**RECORD EXCERPTS:**
/---
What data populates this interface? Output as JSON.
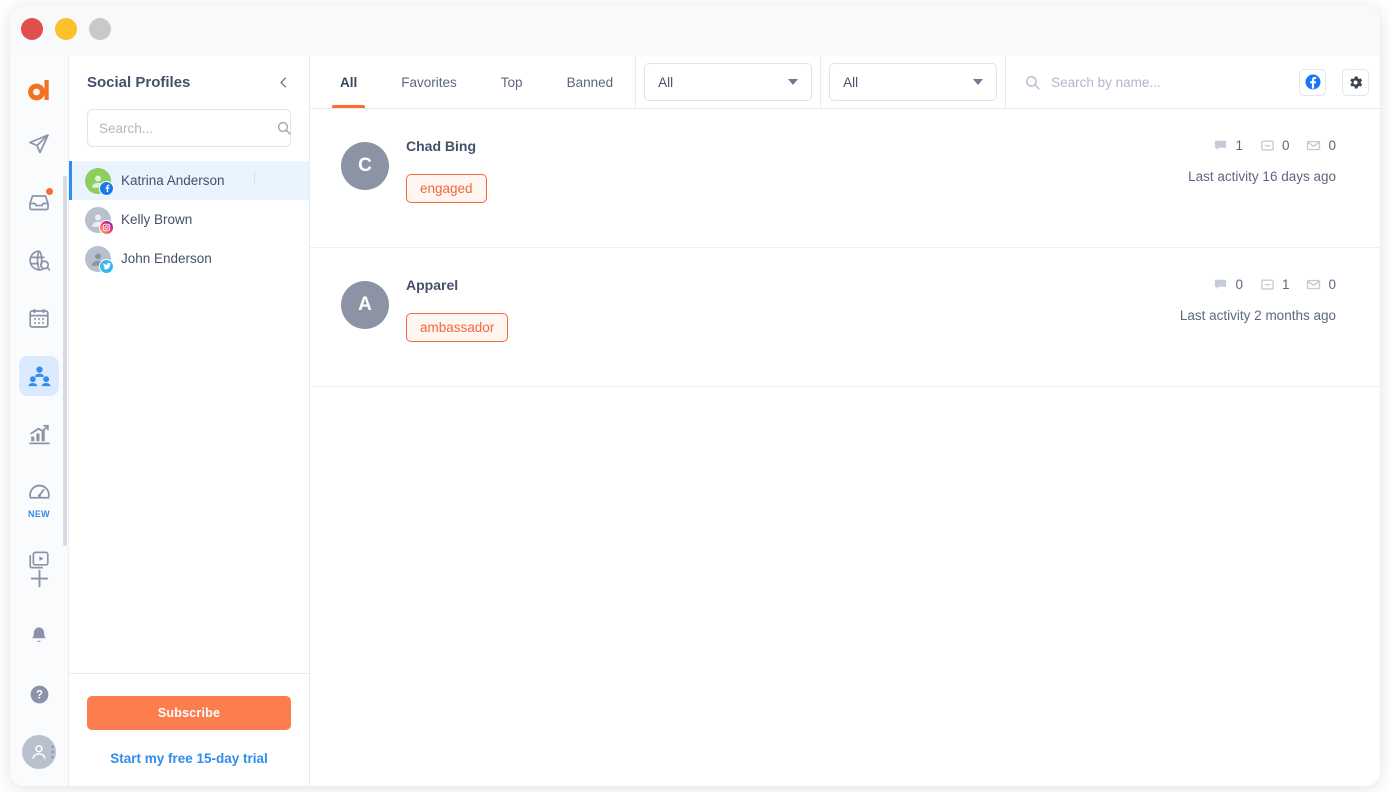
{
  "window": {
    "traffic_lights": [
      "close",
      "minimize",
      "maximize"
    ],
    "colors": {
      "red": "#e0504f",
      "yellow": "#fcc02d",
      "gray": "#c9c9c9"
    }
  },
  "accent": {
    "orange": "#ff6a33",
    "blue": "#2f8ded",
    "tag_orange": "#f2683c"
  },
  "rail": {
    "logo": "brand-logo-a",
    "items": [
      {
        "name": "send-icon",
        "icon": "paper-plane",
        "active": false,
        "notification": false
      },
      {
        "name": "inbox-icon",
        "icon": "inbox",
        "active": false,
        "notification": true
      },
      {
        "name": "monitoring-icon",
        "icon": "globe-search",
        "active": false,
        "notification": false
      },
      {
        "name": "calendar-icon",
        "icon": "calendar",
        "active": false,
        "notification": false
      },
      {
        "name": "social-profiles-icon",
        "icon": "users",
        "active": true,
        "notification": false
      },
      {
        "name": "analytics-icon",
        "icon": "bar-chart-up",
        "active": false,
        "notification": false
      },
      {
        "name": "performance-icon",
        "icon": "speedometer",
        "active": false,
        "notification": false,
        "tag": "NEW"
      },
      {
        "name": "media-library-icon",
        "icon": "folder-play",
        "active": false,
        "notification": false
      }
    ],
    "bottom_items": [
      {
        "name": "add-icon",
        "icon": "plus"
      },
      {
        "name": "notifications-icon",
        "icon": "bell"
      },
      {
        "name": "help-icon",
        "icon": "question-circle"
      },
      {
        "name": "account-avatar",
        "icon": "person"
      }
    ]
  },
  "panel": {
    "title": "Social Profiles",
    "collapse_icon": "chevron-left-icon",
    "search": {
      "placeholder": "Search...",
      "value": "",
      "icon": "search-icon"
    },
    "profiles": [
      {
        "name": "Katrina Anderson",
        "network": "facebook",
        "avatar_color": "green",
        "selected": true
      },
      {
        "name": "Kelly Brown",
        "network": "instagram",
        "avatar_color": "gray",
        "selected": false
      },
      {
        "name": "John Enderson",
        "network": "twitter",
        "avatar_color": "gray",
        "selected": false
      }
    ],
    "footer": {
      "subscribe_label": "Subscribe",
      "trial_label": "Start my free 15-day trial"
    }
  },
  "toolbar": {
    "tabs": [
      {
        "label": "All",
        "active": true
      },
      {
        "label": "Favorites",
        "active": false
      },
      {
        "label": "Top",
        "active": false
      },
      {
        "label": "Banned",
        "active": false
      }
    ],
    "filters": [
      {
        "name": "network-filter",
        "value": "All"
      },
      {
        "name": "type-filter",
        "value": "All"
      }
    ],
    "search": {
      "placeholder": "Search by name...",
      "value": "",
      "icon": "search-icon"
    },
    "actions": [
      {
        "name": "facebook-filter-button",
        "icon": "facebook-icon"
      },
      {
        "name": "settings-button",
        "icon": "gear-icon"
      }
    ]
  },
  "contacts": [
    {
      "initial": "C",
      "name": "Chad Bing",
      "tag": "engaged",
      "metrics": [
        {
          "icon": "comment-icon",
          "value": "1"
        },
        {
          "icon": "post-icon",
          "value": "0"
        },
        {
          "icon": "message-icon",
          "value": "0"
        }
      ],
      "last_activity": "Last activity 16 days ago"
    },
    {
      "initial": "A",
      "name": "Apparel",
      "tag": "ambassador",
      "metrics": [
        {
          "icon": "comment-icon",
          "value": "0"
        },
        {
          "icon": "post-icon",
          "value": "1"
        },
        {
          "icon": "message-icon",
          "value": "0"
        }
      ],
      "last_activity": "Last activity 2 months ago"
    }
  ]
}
\---
/---
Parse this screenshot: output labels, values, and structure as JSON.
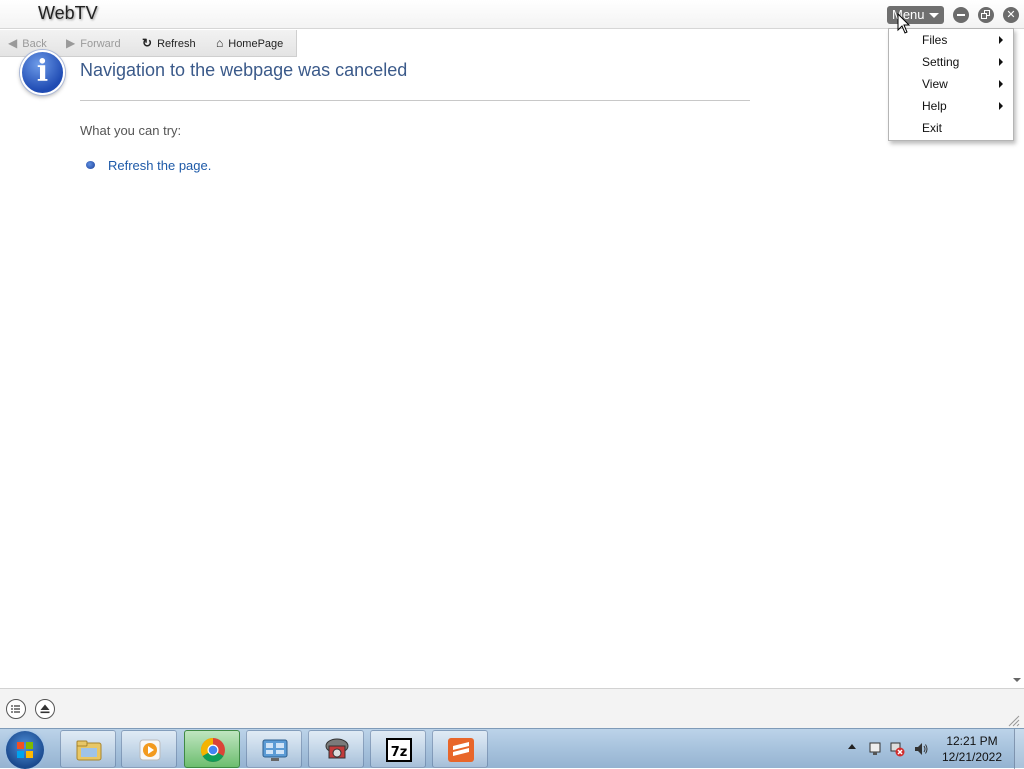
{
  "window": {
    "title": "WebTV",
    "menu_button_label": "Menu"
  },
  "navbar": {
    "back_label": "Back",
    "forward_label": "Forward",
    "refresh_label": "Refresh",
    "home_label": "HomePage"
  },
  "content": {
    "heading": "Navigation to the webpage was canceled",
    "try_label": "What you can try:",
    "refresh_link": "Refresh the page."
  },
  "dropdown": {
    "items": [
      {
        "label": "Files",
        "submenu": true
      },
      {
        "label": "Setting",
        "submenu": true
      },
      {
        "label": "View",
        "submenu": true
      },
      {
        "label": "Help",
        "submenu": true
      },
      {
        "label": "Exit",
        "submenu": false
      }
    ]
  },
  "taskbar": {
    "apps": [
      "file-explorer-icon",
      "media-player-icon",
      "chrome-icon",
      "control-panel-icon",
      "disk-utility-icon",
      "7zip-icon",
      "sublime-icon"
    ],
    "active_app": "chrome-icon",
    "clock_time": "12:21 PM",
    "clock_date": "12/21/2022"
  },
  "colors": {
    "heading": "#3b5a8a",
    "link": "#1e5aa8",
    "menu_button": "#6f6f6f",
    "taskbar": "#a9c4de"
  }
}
\---
Track down all lines above with the string "heading" and copy them.

**COMPLETE ANSWER:**
    "heading": "Navigation to the webpage was canceled",
    "heading": "#3b5a8a",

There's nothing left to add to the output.